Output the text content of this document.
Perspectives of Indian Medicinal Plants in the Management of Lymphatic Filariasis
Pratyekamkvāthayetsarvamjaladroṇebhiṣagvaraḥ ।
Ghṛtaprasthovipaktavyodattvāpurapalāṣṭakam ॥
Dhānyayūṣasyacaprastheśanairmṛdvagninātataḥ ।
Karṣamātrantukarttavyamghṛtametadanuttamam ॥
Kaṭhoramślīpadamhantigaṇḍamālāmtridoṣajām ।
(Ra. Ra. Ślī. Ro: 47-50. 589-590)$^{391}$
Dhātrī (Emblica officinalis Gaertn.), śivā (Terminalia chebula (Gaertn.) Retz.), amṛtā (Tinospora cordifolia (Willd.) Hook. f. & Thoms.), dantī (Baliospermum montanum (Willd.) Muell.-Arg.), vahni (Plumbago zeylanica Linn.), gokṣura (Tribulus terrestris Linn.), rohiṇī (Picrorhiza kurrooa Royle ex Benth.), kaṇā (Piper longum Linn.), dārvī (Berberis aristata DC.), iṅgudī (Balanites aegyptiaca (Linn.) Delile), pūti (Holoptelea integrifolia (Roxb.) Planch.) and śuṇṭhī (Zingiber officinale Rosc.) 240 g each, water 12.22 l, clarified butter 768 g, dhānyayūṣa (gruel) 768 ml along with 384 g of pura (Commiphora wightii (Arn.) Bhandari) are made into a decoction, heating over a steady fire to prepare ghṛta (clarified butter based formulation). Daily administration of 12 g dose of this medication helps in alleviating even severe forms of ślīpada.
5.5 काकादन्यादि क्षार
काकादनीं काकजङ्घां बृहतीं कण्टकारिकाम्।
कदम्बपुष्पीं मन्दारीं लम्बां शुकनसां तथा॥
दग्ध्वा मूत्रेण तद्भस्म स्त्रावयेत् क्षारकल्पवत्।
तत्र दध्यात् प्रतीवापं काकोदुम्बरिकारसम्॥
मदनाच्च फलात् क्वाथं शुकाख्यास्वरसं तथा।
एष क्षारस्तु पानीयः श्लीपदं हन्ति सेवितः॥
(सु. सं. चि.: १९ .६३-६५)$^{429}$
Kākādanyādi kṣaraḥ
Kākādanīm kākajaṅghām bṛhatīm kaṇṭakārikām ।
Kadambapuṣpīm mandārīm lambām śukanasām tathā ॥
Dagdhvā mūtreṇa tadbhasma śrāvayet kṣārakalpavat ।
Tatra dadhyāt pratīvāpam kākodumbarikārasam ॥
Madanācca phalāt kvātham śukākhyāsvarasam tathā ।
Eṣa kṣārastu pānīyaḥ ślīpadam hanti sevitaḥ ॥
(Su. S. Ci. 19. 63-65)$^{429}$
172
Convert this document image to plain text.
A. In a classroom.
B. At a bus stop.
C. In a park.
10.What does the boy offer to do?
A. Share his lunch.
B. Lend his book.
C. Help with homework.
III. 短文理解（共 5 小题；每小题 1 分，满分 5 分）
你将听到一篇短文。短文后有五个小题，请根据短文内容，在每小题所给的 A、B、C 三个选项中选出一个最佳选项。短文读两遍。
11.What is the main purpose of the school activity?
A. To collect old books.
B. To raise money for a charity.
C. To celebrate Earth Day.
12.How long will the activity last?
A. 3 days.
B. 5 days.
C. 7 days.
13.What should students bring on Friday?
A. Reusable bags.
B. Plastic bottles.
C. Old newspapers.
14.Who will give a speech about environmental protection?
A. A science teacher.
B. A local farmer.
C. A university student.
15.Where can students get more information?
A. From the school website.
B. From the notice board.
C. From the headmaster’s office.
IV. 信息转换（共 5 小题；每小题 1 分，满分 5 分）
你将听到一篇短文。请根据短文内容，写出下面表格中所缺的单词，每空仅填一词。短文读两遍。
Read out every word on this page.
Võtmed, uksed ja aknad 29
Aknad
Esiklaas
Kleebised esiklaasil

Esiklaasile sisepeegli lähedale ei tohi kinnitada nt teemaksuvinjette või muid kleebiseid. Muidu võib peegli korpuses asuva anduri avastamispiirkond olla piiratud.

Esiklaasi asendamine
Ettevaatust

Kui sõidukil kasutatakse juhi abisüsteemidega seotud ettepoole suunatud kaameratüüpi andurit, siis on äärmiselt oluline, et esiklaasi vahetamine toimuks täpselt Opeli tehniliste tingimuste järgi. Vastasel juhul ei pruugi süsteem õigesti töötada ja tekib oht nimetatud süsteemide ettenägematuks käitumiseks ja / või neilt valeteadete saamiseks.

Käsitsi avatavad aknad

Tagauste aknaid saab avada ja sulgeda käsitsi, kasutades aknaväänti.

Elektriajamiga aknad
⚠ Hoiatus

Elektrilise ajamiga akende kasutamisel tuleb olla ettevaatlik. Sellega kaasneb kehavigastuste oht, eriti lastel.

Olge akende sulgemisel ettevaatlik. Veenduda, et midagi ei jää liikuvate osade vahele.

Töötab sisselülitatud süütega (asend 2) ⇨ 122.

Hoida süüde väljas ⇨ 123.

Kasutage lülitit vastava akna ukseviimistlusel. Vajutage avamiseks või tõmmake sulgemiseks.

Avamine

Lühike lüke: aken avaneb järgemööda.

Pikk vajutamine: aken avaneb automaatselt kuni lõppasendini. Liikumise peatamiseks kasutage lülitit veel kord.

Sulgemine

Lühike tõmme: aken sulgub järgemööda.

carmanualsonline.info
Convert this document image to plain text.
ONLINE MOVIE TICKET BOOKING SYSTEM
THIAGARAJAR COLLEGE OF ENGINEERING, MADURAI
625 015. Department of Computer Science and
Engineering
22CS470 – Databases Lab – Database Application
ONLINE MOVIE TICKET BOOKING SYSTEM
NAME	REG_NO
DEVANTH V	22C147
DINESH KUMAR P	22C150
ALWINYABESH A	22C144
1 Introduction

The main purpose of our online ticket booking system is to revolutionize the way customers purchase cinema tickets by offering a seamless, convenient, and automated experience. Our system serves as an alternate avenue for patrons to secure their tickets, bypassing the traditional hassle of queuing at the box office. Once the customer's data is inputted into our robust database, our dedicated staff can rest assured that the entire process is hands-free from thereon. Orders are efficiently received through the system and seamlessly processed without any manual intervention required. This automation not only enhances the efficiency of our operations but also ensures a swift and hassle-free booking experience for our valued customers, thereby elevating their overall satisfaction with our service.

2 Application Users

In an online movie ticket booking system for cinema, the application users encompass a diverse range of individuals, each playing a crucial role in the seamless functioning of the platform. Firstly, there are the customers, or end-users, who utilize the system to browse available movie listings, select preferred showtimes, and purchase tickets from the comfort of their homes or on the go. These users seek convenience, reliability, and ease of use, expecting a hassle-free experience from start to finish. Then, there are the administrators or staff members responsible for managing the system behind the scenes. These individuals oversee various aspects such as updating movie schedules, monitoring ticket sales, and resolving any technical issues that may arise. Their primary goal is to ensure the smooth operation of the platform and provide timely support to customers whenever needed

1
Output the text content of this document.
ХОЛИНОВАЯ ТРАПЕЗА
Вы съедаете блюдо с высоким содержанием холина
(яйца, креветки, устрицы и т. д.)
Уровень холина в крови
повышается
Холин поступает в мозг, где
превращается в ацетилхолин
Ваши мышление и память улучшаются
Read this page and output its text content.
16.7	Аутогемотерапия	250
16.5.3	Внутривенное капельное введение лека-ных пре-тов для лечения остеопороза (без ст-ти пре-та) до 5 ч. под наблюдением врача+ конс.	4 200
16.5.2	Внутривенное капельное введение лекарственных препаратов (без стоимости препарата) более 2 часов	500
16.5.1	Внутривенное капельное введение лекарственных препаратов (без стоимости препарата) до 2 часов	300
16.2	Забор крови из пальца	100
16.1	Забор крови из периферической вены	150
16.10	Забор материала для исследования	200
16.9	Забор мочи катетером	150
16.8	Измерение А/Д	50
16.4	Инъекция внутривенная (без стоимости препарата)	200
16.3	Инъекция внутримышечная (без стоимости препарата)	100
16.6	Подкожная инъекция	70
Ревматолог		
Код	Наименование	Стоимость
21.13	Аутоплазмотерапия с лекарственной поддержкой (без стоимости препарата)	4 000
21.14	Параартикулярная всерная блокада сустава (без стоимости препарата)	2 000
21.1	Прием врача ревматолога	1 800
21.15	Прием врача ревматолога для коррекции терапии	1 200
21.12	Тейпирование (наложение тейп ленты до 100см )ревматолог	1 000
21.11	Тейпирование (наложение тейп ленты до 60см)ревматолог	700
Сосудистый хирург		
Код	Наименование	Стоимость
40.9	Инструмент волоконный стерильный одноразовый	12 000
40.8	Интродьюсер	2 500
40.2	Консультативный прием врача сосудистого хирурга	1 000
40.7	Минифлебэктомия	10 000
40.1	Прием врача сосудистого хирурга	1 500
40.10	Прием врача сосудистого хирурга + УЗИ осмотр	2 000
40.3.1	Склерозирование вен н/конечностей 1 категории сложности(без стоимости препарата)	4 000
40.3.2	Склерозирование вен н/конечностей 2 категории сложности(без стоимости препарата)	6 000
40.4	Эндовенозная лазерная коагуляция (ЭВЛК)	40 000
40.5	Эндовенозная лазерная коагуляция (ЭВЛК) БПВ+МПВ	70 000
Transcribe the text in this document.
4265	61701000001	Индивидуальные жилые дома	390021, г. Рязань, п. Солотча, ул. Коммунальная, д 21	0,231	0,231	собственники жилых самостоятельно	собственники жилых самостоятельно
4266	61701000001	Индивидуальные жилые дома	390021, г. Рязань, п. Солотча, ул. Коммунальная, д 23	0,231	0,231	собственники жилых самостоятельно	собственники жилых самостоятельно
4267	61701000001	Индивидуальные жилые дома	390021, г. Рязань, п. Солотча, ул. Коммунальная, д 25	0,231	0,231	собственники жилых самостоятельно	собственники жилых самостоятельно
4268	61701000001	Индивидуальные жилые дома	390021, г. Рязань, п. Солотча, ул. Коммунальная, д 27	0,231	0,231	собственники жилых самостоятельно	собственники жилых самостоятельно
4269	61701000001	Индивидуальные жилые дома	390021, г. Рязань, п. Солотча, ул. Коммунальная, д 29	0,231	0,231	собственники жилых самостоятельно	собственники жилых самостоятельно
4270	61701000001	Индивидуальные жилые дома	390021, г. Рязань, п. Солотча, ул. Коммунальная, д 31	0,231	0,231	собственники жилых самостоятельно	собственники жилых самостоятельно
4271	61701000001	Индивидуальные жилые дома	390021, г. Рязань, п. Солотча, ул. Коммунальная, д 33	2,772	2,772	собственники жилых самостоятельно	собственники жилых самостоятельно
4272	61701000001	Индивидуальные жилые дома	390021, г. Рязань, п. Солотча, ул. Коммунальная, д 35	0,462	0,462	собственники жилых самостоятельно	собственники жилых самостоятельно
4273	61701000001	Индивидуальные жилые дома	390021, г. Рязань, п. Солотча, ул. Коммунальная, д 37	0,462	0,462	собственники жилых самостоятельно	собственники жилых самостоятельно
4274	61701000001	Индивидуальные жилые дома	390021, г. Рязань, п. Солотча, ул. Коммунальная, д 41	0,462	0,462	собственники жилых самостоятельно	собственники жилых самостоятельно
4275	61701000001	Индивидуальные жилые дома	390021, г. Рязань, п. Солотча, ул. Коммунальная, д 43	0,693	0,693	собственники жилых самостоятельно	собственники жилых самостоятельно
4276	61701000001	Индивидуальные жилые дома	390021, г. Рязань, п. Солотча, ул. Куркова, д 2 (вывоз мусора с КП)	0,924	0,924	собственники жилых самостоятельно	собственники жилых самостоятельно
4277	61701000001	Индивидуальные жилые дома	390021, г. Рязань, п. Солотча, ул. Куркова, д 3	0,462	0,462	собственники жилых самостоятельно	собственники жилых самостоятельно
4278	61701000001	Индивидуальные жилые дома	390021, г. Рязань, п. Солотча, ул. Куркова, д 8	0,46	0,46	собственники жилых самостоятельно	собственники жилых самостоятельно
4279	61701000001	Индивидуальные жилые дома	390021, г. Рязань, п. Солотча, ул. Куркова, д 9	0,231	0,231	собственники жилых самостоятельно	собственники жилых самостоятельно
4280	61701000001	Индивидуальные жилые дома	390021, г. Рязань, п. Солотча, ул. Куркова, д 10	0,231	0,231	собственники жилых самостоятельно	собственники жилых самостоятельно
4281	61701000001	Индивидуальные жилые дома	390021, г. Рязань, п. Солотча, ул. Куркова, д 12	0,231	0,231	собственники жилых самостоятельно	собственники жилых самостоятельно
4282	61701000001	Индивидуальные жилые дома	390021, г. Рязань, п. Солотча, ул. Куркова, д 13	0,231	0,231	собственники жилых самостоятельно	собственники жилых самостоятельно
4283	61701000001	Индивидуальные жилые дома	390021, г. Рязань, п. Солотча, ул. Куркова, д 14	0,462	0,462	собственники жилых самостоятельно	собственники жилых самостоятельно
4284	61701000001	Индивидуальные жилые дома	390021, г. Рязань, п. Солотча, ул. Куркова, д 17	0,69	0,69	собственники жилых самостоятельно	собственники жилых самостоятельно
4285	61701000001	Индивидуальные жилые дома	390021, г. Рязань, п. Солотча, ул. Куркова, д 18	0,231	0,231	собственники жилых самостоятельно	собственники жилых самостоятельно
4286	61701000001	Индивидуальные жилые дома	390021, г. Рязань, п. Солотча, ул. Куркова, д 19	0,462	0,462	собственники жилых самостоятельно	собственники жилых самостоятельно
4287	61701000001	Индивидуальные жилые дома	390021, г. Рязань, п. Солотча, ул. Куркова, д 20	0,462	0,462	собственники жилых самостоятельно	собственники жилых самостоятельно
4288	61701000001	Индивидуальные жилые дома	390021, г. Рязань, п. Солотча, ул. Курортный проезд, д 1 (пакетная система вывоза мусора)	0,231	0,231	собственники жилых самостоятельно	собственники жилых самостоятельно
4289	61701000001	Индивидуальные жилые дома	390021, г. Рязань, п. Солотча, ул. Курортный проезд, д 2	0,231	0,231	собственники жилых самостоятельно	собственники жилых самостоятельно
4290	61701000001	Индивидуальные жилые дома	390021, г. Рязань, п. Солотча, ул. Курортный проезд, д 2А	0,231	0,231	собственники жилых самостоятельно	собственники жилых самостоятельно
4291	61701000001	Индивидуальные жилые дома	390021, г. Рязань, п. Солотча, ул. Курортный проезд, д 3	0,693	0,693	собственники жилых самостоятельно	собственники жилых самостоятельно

● Stated exercise
Using the listing, collect all lines in which the string "Эндовенозная" is found.

● The reply
40.4	Эндовенозная лазерная коагуляция (ЭВЛК)	40 000
40.5	Эндовенозная лазерная коагуляция (ЭВЛК) БПВ+МПВ	70 000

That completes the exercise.